▸ **Work required**
Collect all lines below with the string "this".

▸ **Collected data entries**
[Start]

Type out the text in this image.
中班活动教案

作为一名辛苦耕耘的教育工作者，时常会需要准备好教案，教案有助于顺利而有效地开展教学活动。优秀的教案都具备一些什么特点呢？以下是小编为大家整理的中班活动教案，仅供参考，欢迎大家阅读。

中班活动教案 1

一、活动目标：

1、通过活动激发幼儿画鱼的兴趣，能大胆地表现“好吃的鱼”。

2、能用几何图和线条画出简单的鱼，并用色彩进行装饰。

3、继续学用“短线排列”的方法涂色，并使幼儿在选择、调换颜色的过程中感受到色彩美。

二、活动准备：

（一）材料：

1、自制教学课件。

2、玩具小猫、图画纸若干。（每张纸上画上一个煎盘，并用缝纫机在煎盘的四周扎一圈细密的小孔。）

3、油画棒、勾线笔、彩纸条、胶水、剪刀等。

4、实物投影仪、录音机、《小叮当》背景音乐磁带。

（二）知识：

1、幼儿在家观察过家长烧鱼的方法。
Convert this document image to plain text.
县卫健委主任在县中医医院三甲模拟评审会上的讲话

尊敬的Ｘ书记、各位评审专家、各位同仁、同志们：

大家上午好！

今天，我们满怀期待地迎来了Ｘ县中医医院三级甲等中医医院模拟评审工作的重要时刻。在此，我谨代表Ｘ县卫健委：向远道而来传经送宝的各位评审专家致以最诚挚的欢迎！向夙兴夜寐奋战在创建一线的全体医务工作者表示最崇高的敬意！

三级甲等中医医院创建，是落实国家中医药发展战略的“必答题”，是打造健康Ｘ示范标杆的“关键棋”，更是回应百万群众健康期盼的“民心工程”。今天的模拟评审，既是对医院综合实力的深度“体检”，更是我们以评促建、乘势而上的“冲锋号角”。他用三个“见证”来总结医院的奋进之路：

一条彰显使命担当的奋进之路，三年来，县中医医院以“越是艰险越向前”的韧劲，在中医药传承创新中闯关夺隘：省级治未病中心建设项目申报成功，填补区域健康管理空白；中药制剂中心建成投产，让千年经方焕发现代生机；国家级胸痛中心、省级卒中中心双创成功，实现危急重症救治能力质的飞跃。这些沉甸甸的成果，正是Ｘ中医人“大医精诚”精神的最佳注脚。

[End]

▸ **Full output**
Type out the text in this image.
Convert this document image to plain text.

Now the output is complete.